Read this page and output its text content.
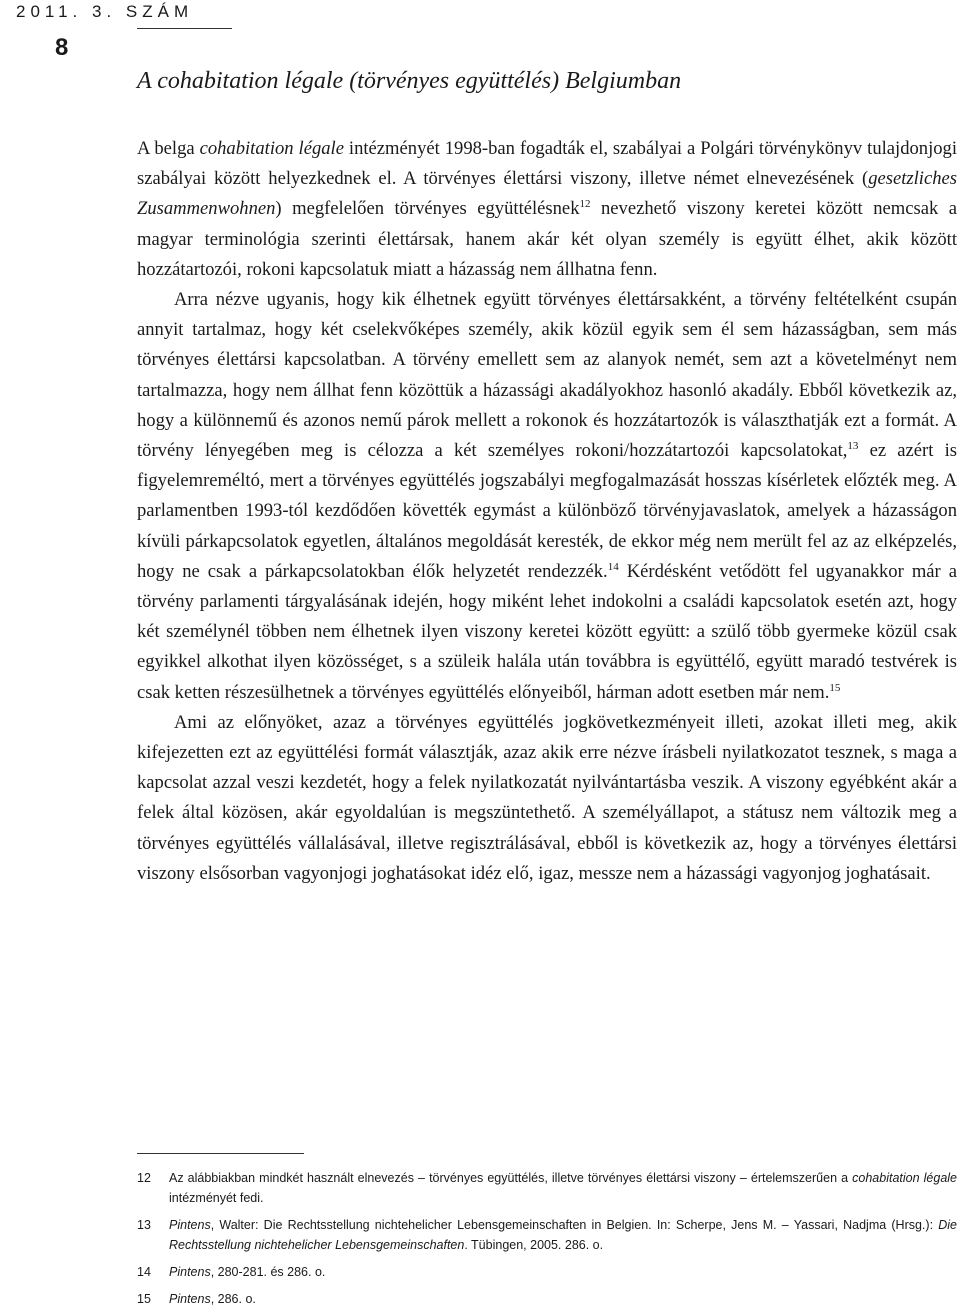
2011. 3. SZÁM
8
A cohabitation légale (törvényes együttélés) Belgiumban

A belga cohabitation légale intézményét 1998-ban fogadták el, szabályai a Polgári törvénykönyv tulajdonjogi szabályai között helyezkednek el. A törvényes élettársi viszony, illetve német elnevezésének (gesetzliches Zusammenwohnen) megfelelően törvényes együttélésnek$^{12}$ nevezhető viszony keretei között nemcsak a magyar terminológia szerinti élettársak, hanem akár két olyan személy is együtt élhet, akik között hozzátartozói, rokoni kapcsolatuk miatt a házasság nem állhatna fenn.

Arra nézve ugyanis, hogy kik élhetnek együtt törvényes élettársakként, a törvény feltételként csupán annyit tartalmaz, hogy két cselekvőképes személy, akik közül egyik sem él sem házasságban, sem más törvényes élettársi kapcsolatban. A törvény emellett sem az alanyok nemét, sem azt a követelményt nem tartalmazza, hogy nem állhat fenn közöttük a házassági akadályokhoz hasonló akadály. Ebből következik az, hogy a különnemű és azonos nemű párok mellett a rokonok és hozzátartozók is választhatják ezt a formát. A törvény lényegében meg is célozza a két személyes rokoni/hozzátartozói kapcsolatokat,$^{13}$ ez azért is figyelemreméltó, mert a törvényes együttélés jogszabályi megfogalmazását hosszas kísérletek előzték meg. A parlamentben 1993-tól kezdődően követték egymást a különböző törvényjavaslatok, amelyek a házasságon kívüli párkapcsolatok egyetlen, általános megoldását keresték, de ekkor még nem merült fel az az elképzelés, hogy ne csak a párkapcsolatokban élők helyzetét rendezzék.$^{14}$ Kérdésként vetődött fel ugyanakkor már a törvény parlamenti tárgyalásának idején, hogy miként lehet indokolni a családi kapcsolatok esetén azt, hogy két személynél többen nem élhetnek ilyen viszony keretei között együtt: a szülő több gyermeke közül csak egyikkel alkothat ilyen közösséget, s a szüleik halála után továbbra is együttélő, együtt maradó testvérek is csak ketten részesülhetnek a törvényes együttélés előnyeiből, hárman adott esetben már nem.$^{15}$

Ami az előnyöket, azaz a törvényes együttélés jogkövetkezményeit illeti, azokat illeti meg, akik kifejezetten ezt az együttélési formát választják, azaz akik erre nézve írásbeli nyilatkozatot tesznek, s maga a kapcsolat azzal veszi kezdetét, hogy a felek nyilatkozatát nyilvántartásba veszik. A viszony egyébként akár a felek által közösen, akár egyoldalúan is megszüntethető. A személyállapot, a státusz nem változik meg a törvényes együttélés vállalásával, illetve regisztrálásával, ebből is következik az, hogy a törvényes élettársi viszony elsősorban vagyonjogi joghatásokat idéz elő, igaz, messze nem a házassági vagyonjog joghatásait.

12 Az alábbiakban mindkét használt elnevezés – törvényes együttélés, illetve törvényes élettársi viszony – értelemszerűen a cohabitation légale intézményét fedi.
13 Pintens, Walter: Die Rechtsstellung nichtehelicher Lebensgemeinschaften in Belgien. In: Scherpe, Jens M. – Yassari, Nadjma (Hrsg.): Die Rechtsstellung nichtehelicher Lebensgemeinschaften. Tübingen, 2005. 286. o.
14 Pintens, 280-281. és 286. o.
15 Pintens, 286. o.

## WHAT YOU ARE ASKED TO DO
How many of the lines above contain the string "intézményét"? Give the number only.

## EXERCISE RESULT
2